Input material.
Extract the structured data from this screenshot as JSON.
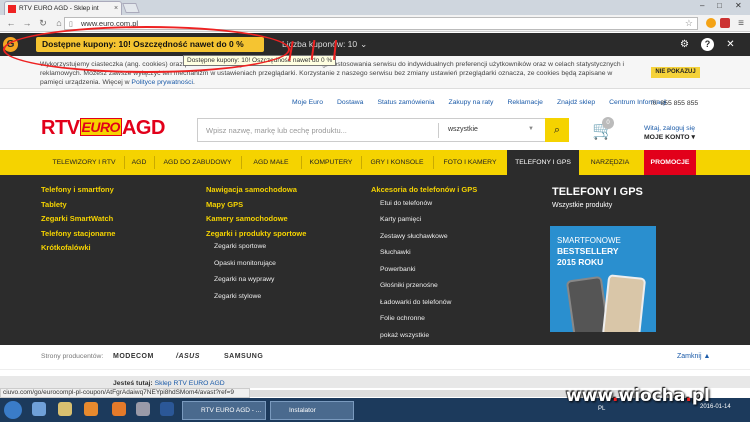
{
  "browser": {
    "tab_title": "RTV EURO AGD - Sklep int",
    "url": "www.euro.com.pl",
    "tab_close": "×"
  },
  "extension": {
    "coupon_banner": "Dostępne kupony: 10! Oszczędność nawet do 0 %",
    "coupon_count": "Liczba kuponów: 10",
    "tooltip": "Dostępne kupony: 10! Oszczędność nawet do 0 %",
    "logo_letter": "G"
  },
  "cookie": {
    "text": "Wykorzystujemy ciasteczka (ang. cookies) oraz podobne technologie w celu świadczenia usług, dostosowania serwisu do indywidualnych preferencji użytkowników oraz w celach statystycznych i reklamowych. Możesz zawsze wyłączyć ten mechanizm w ustawieniach przeglądarki. Korzystanie z naszego serwisu bez zmiany ustawień przeglądarki oznacza, ze cookies będą zapisane w pamięci urządzenia. Więcej w",
    "link": "Polityce prywatności",
    "button": "NIE POKAZUJ"
  },
  "top_links": [
    "Moje Euro",
    "Dostawa",
    "Status zamówienia",
    "Zakupy na raty",
    "Reklamacje",
    "Znajdź sklep",
    "Centrum Informacji"
  ],
  "phone": "855 855 855",
  "logo": {
    "rtv": "RTV",
    "euro": "EURO",
    "agd": "AGD"
  },
  "search": {
    "placeholder": "Wpisz nazwę, markę lub cechę produktu...",
    "category": "wszystkie"
  },
  "cart": {
    "count": "0"
  },
  "account": {
    "login": "Witaj, zaloguj się",
    "label": "MOJE KONTO"
  },
  "categories": [
    "TELEWIZORY I RTV",
    "AGD",
    "AGD DO ZABUDOWY",
    "AGD MAŁE",
    "KOMPUTERY",
    "GRY I KONSOLE",
    "FOTO I KAMERY",
    "TELEFONY I GPS",
    "NARZĘDZIA",
    "PROMOCJE"
  ],
  "mega": {
    "col1": [
      "Telefony i smartfony",
      "Tablety",
      "Zegarki SmartWatch",
      "Telefony stacjonarne",
      "Krótkofalówki"
    ],
    "col2": [
      "Nawigacja samochodowa",
      "Mapy GPS",
      "Kamery samochodowe",
      "Zegarki i produkty sportowe"
    ],
    "col2_sub": [
      "Zegarki sportowe",
      "Opaski monitorujące",
      "Zegarki na wyprawy",
      "Zegarki stylowe"
    ],
    "col3_head": "Akcesoria do telefonów i GPS",
    "col3": [
      "Etui do telefonów",
      "Karty pamięci",
      "Zestawy słuchawkowe",
      "Słuchawki",
      "Powerbanki",
      "Głośniki przenośne",
      "Ładowarki do telefonów",
      "Folie ochronne",
      "pokaż wszystkie"
    ],
    "promo_title": "TELEFONY I GPS",
    "promo_sub": "Wszystkie produkty",
    "banner_l1": "SMARTFONOWE",
    "banner_l2": "BESTSELLERY",
    "banner_l3": "2015 ROKU"
  },
  "brands": {
    "label": "Strony producentów:",
    "items": [
      "MODECOM",
      "/ASUS",
      "SAMSUNG"
    ],
    "collapse": "Zamknij ▲"
  },
  "breadcrumb": {
    "label": "Jesteś tutaj:",
    "link": "Sklep RTV EURO AGD"
  },
  "status_url": "ciuvo.com/go/eurocompl-pl-coupon/AtFgrAdaiwq7NEYpi8hdSMom4/avast?ref=9",
  "taskbar": {
    "chrome_task": "RTV EURO AGD - ...",
    "installer_task": "Instalator",
    "lang": "PL",
    "time": "2016-01-14"
  },
  "watermark": {
    "prefix": "www",
    "name": "wiocha",
    "suffix": "pl"
  },
  "colors": {
    "accent_yellow": "#f5d300",
    "brand_red": "#e2001a",
    "dark_menu": "#2c2c2c"
  }
}
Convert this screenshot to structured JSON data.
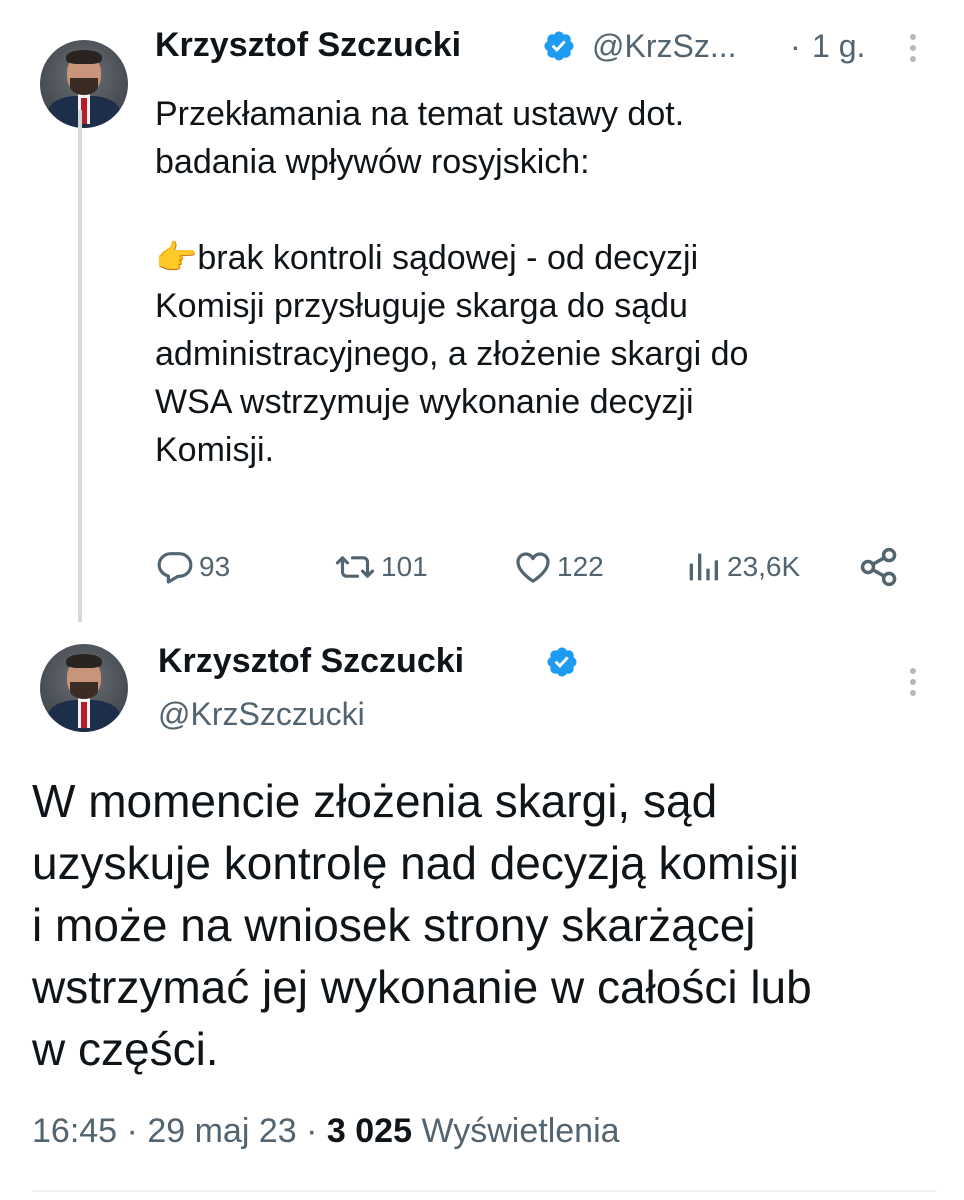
{
  "tweet1": {
    "author_name": "Krzysztof Szczucki",
    "author_handle": "@KrzSz...",
    "separator": "·",
    "time": "1 g.",
    "text_lines": [
      "Przekłamania na temat ustawy dot.",
      "badania wpływów rosyjskich:"
    ],
    "emoji": "👉",
    "body_lines": [
      "brak kontroli sądowej - od decyzji",
      "Komisji przysługuje skarga do sądu",
      "administracyjnego, a złożenie skargi do",
      "WSA wstrzymuje wykonanie decyzji",
      "Komisji."
    ],
    "stats": {
      "replies": "93",
      "retweets": "101",
      "likes": "122",
      "views": "23,6K"
    }
  },
  "tweet2": {
    "author_name": "Krzysztof Szczucki",
    "author_handle": "@KrzSzczucki",
    "text_lines": [
      "W momencie złożenia skargi, sąd",
      "uzyskuje kontrolę nad decyzją komisji",
      "i może na wniosek strony skarżącej",
      "wstrzymać jej wykonanie w całości lub",
      "w części."
    ],
    "time": "16:45",
    "sep1": "·",
    "date": "29 maj 23",
    "sep2": "·",
    "views_count": "3 025",
    "views_label": "Wyświetlenia"
  },
  "icons": {
    "verified": "verified-badge-icon",
    "more": "more-vertical-icon",
    "reply": "reply-icon",
    "retweet": "retweet-icon",
    "like": "heart-icon",
    "views": "views-chart-icon",
    "share": "share-icon"
  },
  "colors": {
    "verified_blue": "#1d9bf0",
    "text_primary": "#0f1419",
    "text_secondary": "#536471",
    "thread_line": "#cfd9de"
  }
}
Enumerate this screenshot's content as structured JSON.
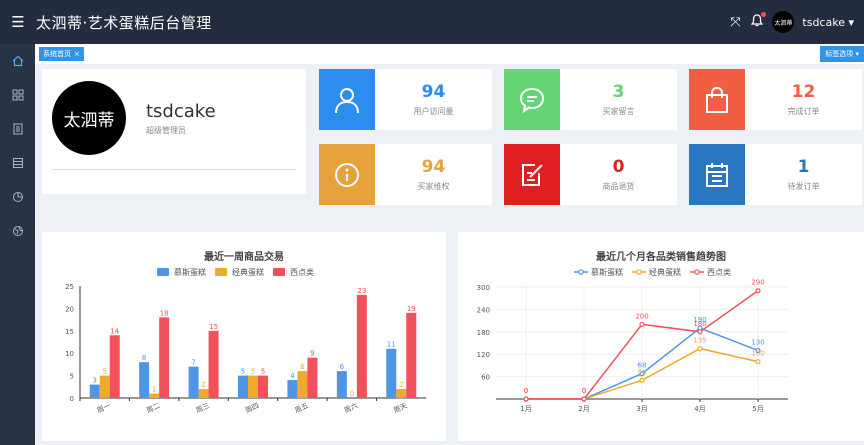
{
  "app": {
    "title": "太泗蒂·艺术蛋糕后台管理"
  },
  "header": {
    "user_name": "tsdcake",
    "user_avatar_text": "太泗蒂",
    "icons": [
      "fullscreen-icon",
      "bell-icon"
    ]
  },
  "tabs": {
    "home_label": "系统首页",
    "options_label": "标签选项"
  },
  "profile": {
    "avatar_text": "太泗蒂",
    "name": "tsdcake",
    "role": "超级管理员"
  },
  "stats": [
    {
      "value": "94",
      "label": "用户访问量",
      "color": "#2d8cf0",
      "icon": "user-icon"
    },
    {
      "value": "3",
      "label": "买家留言",
      "color": "#64d572",
      "icon": "message-icon"
    },
    {
      "value": "12",
      "label": "完成订单",
      "color": "#f25e43",
      "icon": "bag-icon"
    },
    {
      "value": "94",
      "label": "买家维权",
      "color": "#e6a23c",
      "icon": "info-icon"
    },
    {
      "value": "0",
      "label": "商品退货",
      "color": "#e02020",
      "icon": "edit-icon"
    },
    {
      "value": "1",
      "label": "待发订单",
      "color": "#2a76c1",
      "icon": "calendar-icon"
    }
  ],
  "chart_data": [
    {
      "type": "bar",
      "title": "最近一周商品交易",
      "categories": [
        "周一",
        "周二",
        "周三",
        "周四",
        "周五",
        "周六",
        "周天"
      ],
      "series": [
        {
          "name": "慕斯蛋糕",
          "color": "#4f95e6",
          "values": [
            3,
            8,
            7,
            5,
            4,
            6,
            11
          ]
        },
        {
          "name": "经典蛋糕",
          "color": "#f1a92c",
          "values": [
            5,
            1,
            2,
            5,
            6,
            0,
            2
          ]
        },
        {
          "name": "西点类",
          "color": "#f2505a",
          "values": [
            14,
            18,
            15,
            5,
            9,
            23,
            19
          ]
        }
      ],
      "ylim": [
        0,
        25
      ],
      "yticks": [
        0,
        5,
        10,
        15,
        20,
        25
      ],
      "legend": "top-center"
    },
    {
      "type": "line",
      "title": "最近几个月各品类销售趋势图",
      "categories": [
        "1月",
        "2月",
        "3月",
        "4月",
        "5月"
      ],
      "series": [
        {
          "name": "慕斯蛋糕",
          "color": "#4f95e6",
          "values": [
            0,
            0,
            68,
            190,
            130
          ]
        },
        {
          "name": "经典蛋糕",
          "color": "#f1a92c",
          "values": [
            0,
            0,
            50,
            135,
            100
          ]
        },
        {
          "name": "西点类",
          "color": "#f2505a",
          "values": [
            0,
            0,
            200,
            180,
            290
          ]
        }
      ],
      "ylim": [
        0,
        300
      ],
      "yticks": [
        60,
        120,
        180,
        240,
        300
      ],
      "legend": "top-center",
      "grid": true
    }
  ]
}
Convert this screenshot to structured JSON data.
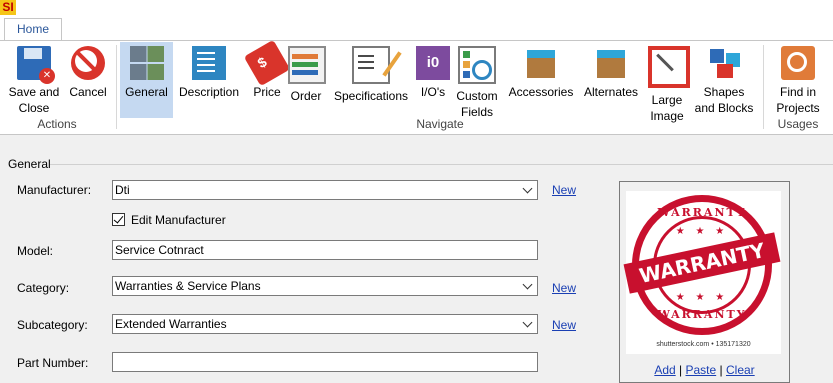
{
  "app": {
    "logo": "SI"
  },
  "ribbon": {
    "tab": "Home",
    "groups": {
      "actions": "Actions",
      "navigate": "Navigate",
      "usages": "Usages"
    },
    "buttons": {
      "save_close_1": "Save and",
      "save_close_2": "Close",
      "cancel": "Cancel",
      "general": "General",
      "description": "Description",
      "price": "Price",
      "order": "Order",
      "specifications": "Specifications",
      "ios": "I/O's",
      "custom_1": "Custom",
      "custom_2": "Fields",
      "accessories": "Accessories",
      "alternates": "Alternates",
      "large_1": "Large",
      "large_2": "Image",
      "shapes_1": "Shapes",
      "shapes_2": "and Blocks",
      "find_1": "Find in",
      "find_2": "Projects"
    },
    "io_icon_text": "i0"
  },
  "form": {
    "section": "General",
    "manufacturer": {
      "label": "Manufacturer:",
      "value": "Dti",
      "link": "New"
    },
    "edit_manufacturer": {
      "label": "Edit Manufacturer",
      "checked": true
    },
    "model": {
      "label": "Model:",
      "value": "Service Cotnract"
    },
    "category": {
      "label": "Category:",
      "value": "Warranties & Service Plans",
      "link": "New"
    },
    "subcategory": {
      "label": "Subcategory:",
      "value": "Extended Warranties",
      "link": "New"
    },
    "part_number": {
      "label": "Part Number:",
      "value": ""
    }
  },
  "image_panel": {
    "stamp_top": "WARRANTY",
    "stamp_center": "WARRANTY",
    "stamp_bottom": "WARRANTY",
    "stars": "★ ★ ★",
    "watermark": "shutterstock.com • 135171320",
    "add": "Add",
    "sep": "|",
    "paste": "Paste",
    "clear": "Clear"
  },
  "colors": {
    "accent": "#2b579a",
    "selected": "#c5d9f1",
    "link": "#1a3fb3",
    "stamp": "#c8102e"
  }
}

Given exercise. Show each line in the entries that holds the string "decyzji".

Reply to the task.
      "brak kontroli sądowej - od decyzji",
      "WSA wstrzymuje wykonanie decyzji",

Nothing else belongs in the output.